# TRAVAIL À FAIRE
(1) Relevez toutes les actions que la chronique consacrée à Jacques Higelin attribue au chanteur lui-même.
(2) D'après la chronique consacrée à Jacques Higelin, en quelle année le vinyle arrive-t-il ?
(3) Poursuivez la chronique consacrée à Jacques Higelin à la suite de sa dernière phrase.

# TEXTE ÉTUDIÉ
######

Frenchies : BBH 75 - Jacques Higelin
Les larmes électriques d'un funambule. Jacques Higelin fracasse le miroir de la chanson française.
On sortait d’un long sommeil acoustique, de la douceur des cabarets et des textes bien peignés. Puis ce vinyle arrive en 1974. La pochette, ce visage en noir et blanc barré d’une ombre épaisse, nous fixait déjà comme un défi. On posait le diamant sur le premier sillon dans une chambre d’étudiant enfumée ou un salon de province un peu trop calme.
Le son s’engouffre dans la pièce, poisseux et saturé. Ce n’est plus de la musique, c’est une décharge. Higelin hurle, écorche les mots, balance son piano dans les cordes d’une guitare qui lacère l’air. On sent l’influence de New York, le fantôme d’un rock qui ne demande pas pardon. Les amplis crachent une fureur brute qui nous colle au mur. On se souvient de cette sensation de vertige, ce moment précis où l’on comprenait que plus rien ne serait comme avant.

######

# INFORMATIONS EXTRAITES

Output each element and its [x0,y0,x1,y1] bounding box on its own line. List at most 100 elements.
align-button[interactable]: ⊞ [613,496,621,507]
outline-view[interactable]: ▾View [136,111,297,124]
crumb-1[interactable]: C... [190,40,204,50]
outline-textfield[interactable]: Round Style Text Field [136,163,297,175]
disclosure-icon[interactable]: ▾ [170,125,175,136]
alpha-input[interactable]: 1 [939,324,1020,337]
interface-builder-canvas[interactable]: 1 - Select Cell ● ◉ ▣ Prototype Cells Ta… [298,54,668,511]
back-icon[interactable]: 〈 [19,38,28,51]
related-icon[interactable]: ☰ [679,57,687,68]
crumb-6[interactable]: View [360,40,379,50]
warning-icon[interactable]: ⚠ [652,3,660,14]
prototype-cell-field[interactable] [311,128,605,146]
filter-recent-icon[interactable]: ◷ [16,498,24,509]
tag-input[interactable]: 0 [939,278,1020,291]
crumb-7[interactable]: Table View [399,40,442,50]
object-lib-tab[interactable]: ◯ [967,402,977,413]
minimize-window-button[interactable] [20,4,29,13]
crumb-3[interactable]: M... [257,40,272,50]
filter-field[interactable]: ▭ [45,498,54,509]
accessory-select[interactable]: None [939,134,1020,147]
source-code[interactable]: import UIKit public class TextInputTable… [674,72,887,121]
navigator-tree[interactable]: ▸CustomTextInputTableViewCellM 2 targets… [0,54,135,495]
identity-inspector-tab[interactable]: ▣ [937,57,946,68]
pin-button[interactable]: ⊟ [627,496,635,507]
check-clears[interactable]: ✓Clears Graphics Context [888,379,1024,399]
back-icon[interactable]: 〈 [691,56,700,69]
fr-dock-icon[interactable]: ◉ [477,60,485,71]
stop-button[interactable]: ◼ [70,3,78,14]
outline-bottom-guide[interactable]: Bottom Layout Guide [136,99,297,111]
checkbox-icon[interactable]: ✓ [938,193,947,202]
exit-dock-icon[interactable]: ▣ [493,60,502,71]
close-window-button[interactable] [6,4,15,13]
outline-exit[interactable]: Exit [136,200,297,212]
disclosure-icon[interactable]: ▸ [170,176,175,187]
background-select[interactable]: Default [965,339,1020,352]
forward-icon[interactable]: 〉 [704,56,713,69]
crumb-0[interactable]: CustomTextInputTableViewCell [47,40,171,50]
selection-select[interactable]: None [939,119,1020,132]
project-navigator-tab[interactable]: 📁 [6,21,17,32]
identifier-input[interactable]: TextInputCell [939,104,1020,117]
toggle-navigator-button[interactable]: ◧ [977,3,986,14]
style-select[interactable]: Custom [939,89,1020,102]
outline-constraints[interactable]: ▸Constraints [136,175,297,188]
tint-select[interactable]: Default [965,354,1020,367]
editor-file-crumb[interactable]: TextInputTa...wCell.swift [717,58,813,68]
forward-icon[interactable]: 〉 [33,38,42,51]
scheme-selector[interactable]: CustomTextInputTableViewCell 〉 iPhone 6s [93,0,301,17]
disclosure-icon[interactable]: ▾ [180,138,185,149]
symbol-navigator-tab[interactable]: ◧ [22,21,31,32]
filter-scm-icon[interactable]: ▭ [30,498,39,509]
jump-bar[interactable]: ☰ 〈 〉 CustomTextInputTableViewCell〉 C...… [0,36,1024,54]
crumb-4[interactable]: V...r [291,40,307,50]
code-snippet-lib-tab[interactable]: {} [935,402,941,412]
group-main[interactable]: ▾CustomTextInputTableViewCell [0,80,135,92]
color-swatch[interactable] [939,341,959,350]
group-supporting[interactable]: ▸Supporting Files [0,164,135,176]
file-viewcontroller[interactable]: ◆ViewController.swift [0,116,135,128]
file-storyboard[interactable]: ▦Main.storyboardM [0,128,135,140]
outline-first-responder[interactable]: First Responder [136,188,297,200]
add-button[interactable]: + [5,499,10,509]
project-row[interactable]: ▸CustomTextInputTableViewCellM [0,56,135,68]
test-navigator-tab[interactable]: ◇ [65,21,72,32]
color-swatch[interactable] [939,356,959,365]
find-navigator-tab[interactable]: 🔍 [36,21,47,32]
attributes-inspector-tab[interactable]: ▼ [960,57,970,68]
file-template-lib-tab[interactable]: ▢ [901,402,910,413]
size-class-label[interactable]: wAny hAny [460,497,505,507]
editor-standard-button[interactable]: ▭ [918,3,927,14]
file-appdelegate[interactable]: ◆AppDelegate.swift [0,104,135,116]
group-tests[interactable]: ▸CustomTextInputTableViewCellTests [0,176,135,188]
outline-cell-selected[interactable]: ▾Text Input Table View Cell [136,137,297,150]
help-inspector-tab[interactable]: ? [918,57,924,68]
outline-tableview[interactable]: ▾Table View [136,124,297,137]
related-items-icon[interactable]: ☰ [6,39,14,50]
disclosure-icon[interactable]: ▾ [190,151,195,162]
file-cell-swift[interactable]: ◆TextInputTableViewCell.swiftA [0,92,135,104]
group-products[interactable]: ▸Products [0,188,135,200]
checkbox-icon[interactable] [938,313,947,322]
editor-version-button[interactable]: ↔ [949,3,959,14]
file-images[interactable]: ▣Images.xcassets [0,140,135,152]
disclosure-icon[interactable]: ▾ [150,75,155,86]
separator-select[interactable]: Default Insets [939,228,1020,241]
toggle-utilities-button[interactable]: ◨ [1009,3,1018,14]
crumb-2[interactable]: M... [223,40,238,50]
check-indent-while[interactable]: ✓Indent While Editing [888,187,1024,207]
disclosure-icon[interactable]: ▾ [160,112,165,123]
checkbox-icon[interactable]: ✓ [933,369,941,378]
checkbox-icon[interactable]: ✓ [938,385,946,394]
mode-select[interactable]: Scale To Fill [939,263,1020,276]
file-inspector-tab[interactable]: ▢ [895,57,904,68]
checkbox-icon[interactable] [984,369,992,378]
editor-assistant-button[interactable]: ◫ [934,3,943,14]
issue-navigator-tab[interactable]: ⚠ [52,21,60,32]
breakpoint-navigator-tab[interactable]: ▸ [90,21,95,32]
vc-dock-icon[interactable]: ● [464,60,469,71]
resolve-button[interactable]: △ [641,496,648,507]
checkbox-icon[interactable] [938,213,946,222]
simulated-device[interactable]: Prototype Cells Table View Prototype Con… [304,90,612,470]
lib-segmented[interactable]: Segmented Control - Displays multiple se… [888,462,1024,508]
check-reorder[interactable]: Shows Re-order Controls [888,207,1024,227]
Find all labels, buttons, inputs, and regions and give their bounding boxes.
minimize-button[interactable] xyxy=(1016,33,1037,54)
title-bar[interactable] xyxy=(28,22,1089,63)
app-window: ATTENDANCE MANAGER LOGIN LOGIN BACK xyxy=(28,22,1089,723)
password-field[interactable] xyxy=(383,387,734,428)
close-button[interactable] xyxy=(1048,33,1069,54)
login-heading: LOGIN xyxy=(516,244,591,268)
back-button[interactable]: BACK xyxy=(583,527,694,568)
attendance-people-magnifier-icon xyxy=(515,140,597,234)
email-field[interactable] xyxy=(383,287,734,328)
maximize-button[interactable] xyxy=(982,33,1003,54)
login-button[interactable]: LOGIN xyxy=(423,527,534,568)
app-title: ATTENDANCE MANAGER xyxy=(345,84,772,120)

######

# RÉPONSES PAR CONSIGNE
(1)
- fracasse le miroir de la chanson française
- hurle
- écorche les mots
- balance son piano dans les cordes d'une guitare

(2) En 1974.

(3)
L’album transpire l’urgence. Les morceaux s’étirent, se tordent, s’abandonnent à une folie contrôlée qui irradie chaque recoin de la bande magnétique. C’est le disque des nuits blanches, celui qu’on écoutait en boucle jusqu’à l’aube, quand les cendriers débordaient et que le monde extérieur n’existait plus.
Jacques Higelin ne chante pas, il sculpte une mythologie urbaine et sauvage. Il injecte du sang neuf dans une France qui commençait à s’empâter. Ce disque reste une balafre magnifique.